┌─ Records to process

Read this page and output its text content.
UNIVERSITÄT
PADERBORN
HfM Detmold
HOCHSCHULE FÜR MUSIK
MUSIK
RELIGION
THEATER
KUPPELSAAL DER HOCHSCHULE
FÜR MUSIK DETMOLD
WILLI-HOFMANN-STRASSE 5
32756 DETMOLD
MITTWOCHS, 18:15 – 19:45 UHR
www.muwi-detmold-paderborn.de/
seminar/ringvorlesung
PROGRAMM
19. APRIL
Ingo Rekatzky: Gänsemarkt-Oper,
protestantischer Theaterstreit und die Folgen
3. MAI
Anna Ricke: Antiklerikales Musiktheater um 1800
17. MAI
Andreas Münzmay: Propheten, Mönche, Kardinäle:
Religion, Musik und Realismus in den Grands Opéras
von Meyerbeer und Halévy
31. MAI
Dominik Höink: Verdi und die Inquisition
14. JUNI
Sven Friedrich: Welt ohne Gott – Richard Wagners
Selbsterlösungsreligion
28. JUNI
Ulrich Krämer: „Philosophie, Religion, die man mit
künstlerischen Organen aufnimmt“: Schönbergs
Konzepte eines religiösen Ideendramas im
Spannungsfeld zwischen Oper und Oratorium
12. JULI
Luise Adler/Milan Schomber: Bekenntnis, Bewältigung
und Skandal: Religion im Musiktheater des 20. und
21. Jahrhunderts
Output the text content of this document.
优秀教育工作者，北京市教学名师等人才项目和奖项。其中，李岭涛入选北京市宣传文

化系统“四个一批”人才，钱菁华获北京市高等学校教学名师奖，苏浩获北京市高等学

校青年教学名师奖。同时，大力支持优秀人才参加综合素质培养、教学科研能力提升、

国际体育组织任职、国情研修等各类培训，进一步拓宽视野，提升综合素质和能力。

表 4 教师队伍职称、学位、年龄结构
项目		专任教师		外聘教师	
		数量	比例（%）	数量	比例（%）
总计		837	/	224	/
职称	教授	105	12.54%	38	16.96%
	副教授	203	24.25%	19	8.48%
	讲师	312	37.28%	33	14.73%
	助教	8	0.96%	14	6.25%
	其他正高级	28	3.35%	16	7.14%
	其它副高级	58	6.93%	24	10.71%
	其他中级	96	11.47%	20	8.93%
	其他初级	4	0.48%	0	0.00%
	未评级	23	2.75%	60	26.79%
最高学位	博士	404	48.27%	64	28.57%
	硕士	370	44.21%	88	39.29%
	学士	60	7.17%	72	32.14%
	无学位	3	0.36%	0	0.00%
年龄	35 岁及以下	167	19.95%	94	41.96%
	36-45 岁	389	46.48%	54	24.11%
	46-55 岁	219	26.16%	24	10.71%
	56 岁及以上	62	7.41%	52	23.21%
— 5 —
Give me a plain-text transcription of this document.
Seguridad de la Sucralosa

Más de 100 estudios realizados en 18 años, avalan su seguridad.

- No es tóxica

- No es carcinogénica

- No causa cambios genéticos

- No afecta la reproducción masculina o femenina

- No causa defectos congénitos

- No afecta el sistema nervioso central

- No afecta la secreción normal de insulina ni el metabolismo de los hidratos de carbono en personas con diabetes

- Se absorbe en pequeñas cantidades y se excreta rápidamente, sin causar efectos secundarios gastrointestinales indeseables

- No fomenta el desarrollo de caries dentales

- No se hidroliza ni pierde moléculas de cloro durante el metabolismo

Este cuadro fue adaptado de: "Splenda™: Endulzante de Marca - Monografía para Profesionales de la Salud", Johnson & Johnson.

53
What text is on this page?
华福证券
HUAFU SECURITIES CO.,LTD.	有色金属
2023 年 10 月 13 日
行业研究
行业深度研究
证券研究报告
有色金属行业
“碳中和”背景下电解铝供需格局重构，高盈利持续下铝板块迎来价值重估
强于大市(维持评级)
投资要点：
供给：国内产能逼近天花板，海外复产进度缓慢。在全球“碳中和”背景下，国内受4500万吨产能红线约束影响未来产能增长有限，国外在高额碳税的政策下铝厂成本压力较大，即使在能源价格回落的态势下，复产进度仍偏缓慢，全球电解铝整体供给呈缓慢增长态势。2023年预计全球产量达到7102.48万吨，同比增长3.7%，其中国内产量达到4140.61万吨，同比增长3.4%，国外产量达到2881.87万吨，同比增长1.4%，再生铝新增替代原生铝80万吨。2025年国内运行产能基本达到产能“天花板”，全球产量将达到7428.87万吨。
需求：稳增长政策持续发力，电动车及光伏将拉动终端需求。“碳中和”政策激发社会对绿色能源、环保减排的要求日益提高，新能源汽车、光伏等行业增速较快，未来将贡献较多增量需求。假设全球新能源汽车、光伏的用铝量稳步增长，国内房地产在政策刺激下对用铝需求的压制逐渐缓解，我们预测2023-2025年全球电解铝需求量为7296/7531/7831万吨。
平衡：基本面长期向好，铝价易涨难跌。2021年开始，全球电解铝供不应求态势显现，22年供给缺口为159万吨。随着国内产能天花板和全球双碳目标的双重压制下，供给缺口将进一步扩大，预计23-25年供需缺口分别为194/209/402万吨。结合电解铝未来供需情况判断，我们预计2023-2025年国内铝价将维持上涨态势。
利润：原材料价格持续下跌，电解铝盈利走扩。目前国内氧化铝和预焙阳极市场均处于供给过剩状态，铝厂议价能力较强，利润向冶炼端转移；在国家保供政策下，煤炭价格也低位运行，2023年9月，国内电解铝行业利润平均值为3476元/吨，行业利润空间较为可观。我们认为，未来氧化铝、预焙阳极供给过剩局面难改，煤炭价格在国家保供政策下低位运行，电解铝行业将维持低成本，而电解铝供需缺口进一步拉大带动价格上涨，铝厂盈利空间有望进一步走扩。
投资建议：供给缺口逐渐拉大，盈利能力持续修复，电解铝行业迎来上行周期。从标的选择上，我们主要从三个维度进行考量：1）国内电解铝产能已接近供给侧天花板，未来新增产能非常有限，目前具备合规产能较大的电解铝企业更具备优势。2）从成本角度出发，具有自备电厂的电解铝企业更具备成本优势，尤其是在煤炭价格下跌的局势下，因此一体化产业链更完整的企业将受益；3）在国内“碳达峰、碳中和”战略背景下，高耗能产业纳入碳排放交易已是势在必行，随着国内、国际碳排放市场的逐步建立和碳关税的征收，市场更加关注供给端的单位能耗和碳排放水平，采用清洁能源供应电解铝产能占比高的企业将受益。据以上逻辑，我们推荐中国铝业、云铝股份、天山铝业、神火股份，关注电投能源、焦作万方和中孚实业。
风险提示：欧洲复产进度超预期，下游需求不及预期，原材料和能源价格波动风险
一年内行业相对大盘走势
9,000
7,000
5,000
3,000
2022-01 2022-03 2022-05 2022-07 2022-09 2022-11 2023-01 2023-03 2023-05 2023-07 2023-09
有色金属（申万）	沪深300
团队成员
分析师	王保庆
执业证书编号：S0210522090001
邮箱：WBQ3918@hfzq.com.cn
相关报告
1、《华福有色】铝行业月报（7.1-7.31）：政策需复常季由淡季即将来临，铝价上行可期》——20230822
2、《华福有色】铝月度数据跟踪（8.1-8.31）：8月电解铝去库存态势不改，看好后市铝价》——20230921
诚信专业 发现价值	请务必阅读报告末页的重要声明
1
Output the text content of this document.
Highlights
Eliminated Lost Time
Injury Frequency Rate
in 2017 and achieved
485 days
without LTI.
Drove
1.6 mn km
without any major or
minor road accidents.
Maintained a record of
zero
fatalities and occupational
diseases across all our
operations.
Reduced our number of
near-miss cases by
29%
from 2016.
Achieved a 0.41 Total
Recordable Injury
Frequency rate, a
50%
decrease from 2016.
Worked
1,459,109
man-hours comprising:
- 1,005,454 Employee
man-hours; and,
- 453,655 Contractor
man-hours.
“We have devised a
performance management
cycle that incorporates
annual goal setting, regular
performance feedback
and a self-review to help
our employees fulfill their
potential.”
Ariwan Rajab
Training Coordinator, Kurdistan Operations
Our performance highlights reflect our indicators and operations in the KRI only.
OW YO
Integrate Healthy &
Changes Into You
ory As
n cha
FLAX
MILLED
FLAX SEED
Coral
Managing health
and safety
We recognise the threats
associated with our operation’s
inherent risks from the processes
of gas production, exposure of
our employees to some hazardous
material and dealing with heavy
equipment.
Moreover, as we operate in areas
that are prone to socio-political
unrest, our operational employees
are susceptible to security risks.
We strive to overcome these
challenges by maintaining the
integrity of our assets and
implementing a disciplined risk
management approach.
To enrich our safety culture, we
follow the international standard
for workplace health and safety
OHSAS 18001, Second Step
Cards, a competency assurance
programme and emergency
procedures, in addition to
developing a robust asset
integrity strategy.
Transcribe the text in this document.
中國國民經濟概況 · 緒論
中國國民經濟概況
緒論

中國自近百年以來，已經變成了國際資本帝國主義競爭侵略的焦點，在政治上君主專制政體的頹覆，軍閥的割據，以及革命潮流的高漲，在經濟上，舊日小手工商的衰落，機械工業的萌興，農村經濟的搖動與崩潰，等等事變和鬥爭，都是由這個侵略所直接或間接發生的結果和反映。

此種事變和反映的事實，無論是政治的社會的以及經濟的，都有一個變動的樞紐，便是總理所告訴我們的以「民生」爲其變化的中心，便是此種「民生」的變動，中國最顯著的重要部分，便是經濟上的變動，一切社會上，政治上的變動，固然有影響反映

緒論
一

└─

= Challenge =
Make a list of all lines in the data that contain "华福有色".

= Completed task =
1、《华福有色】铝行业月报（7.1-7.31）：政策需复常季由淡季即将来临，铝价上行可期》——20230822
2、《华福有色】铝月度数据跟踪（8.1-8.31）：8月电解铝去库存态势不改，看好后市铝价》——20230921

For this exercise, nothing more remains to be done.